→ **Exercise directions**
Drop every picture and give the entries back exactly.
--------------------------------------------------
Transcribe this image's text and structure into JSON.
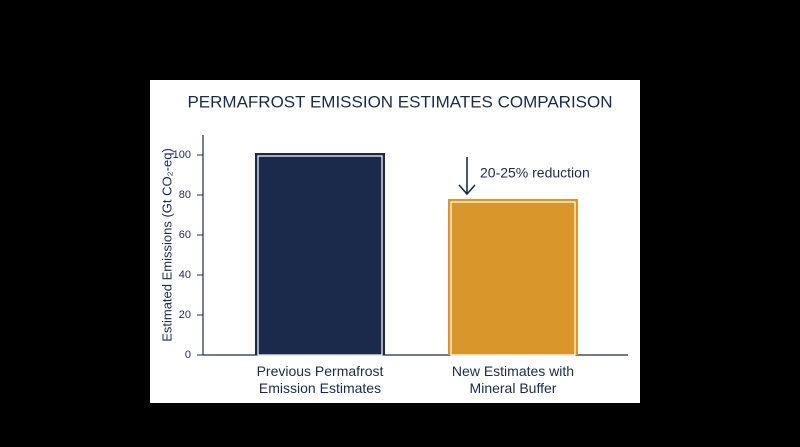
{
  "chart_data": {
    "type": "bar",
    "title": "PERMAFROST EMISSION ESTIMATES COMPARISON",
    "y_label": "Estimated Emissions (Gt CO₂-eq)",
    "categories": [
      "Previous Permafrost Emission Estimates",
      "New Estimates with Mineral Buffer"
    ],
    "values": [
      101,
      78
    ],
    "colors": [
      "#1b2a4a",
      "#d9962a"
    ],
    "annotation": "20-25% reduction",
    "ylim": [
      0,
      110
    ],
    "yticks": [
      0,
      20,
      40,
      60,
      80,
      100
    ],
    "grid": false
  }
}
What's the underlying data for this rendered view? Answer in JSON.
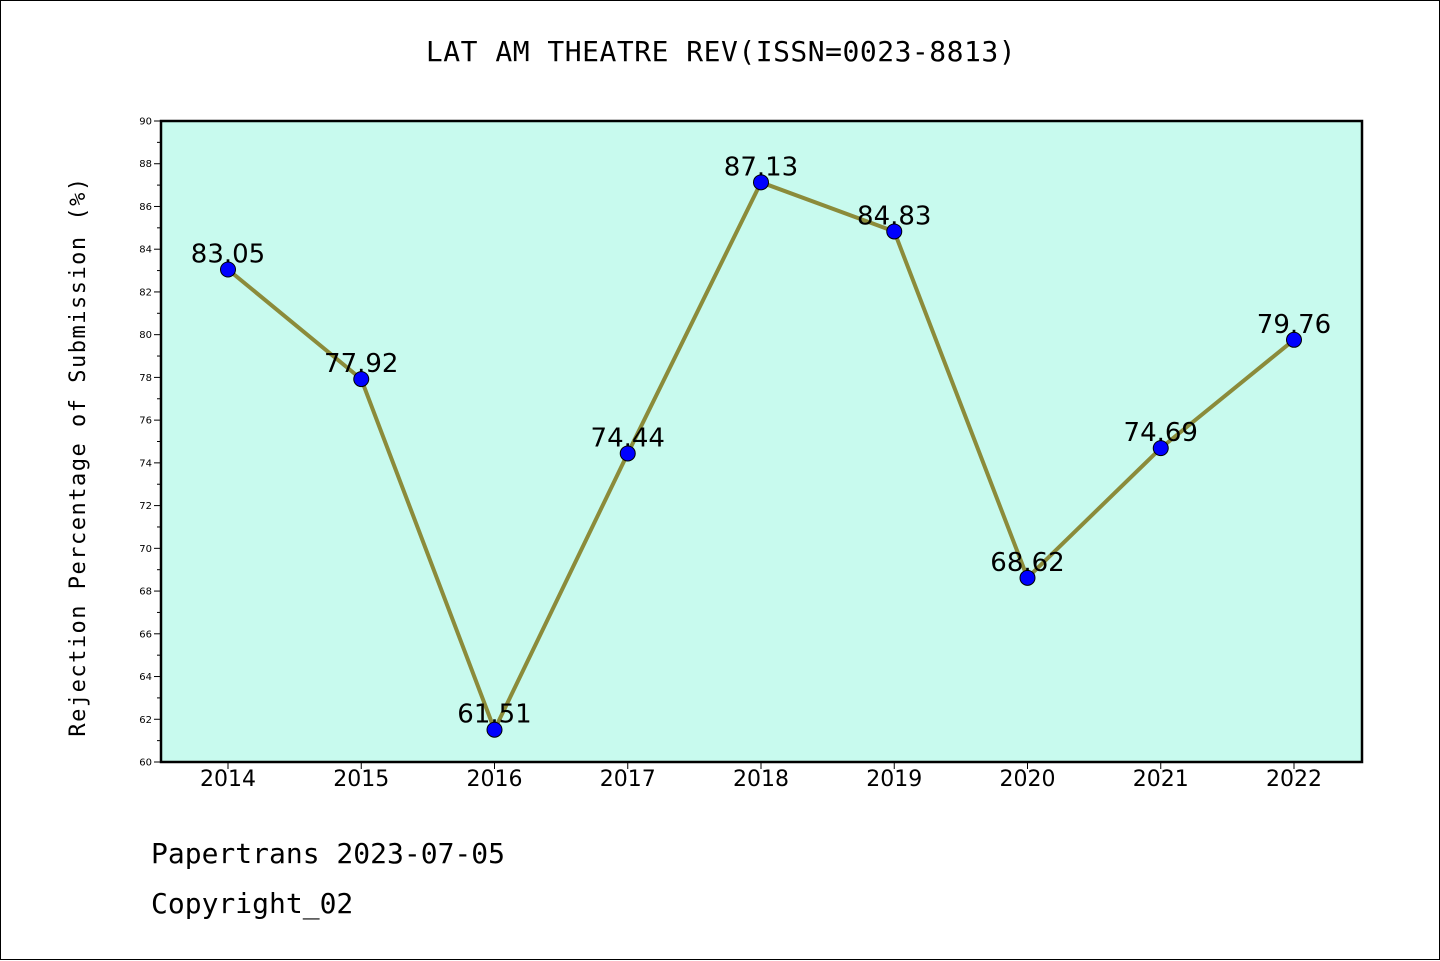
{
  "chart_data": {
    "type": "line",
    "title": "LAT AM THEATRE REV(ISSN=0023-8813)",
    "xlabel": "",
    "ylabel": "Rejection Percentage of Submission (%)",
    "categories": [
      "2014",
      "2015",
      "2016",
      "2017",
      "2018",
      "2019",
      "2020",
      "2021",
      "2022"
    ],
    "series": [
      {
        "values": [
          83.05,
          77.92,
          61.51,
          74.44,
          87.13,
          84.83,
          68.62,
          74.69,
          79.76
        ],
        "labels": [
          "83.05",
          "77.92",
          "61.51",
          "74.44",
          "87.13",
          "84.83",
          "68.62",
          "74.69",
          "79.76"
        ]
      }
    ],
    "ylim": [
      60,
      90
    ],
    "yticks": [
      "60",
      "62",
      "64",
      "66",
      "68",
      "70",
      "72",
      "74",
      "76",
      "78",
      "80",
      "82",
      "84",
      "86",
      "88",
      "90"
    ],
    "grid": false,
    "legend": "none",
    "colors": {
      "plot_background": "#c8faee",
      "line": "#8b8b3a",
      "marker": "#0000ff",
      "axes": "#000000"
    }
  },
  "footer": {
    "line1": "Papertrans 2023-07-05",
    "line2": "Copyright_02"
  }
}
--------------------------------------------------
→ **Answer**
Transcribe this image's text and structure into JSON.
{
  "chart_data": {
    "type": "bar",
    "title": "PERMAFROST EMISSION ESTIMATES COMPARISON",
    "y_label": "Estimated Emissions (Gt CO₂-eq)",
    "categories": [
      "Previous Permafrost Emission Estimates",
      "New Estimates with Mineral Buffer"
    ],
    "values": [
      101,
      78
    ],
    "colors": [
      "#1b2a4a",
      "#d9962a"
    ],
    "annotation": "20-25% reduction",
    "ylim": [
      0,
      110
    ],
    "yticks": [
      0,
      20,
      40,
      60,
      80,
      100
    ],
    "grid": false
  }
}
What's the underlying data for this rendered view? Answer in JSON.
{
  "chart_data": {
    "type": "line",
    "title": "LAT AM THEATRE REV(ISSN=0023-8813)",
    "xlabel": "",
    "ylabel": "Rejection Percentage of Submission (%)",
    "categories": [
      "2014",
      "2015",
      "2016",
      "2017",
      "2018",
      "2019",
      "2020",
      "2021",
      "2022"
    ],
    "series": [
      {
        "values": [
          83.05,
          77.92,
          61.51,
          74.44,
          87.13,
          84.83,
          68.62,
          74.69,
          79.76
        ],
        "labels": [
          "83.05",
          "77.92",
          "61.51",
          "74.44",
          "87.13",
          "84.83",
          "68.62",
          "74.69",
          "79.76"
        ]
      }
    ],
    "ylim": [
      60,
      90
    ],
    "yticks": [
      "60",
      "62",
      "64",
      "66",
      "68",
      "70",
      "72",
      "74",
      "76",
      "78",
      "80",
      "82",
      "84",
      "86",
      "88",
      "90"
    ],
    "grid": false,
    "legend": "none",
    "colors": {
      "plot_background": "#c8faee",
      "line": "#8b8b3a",
      "marker": "#0000ff",
      "axes": "#000000"
    }
  },
  "footer": {
    "line1": "Papertrans 2023-07-05",
    "line2": "Copyright_02"
  }
}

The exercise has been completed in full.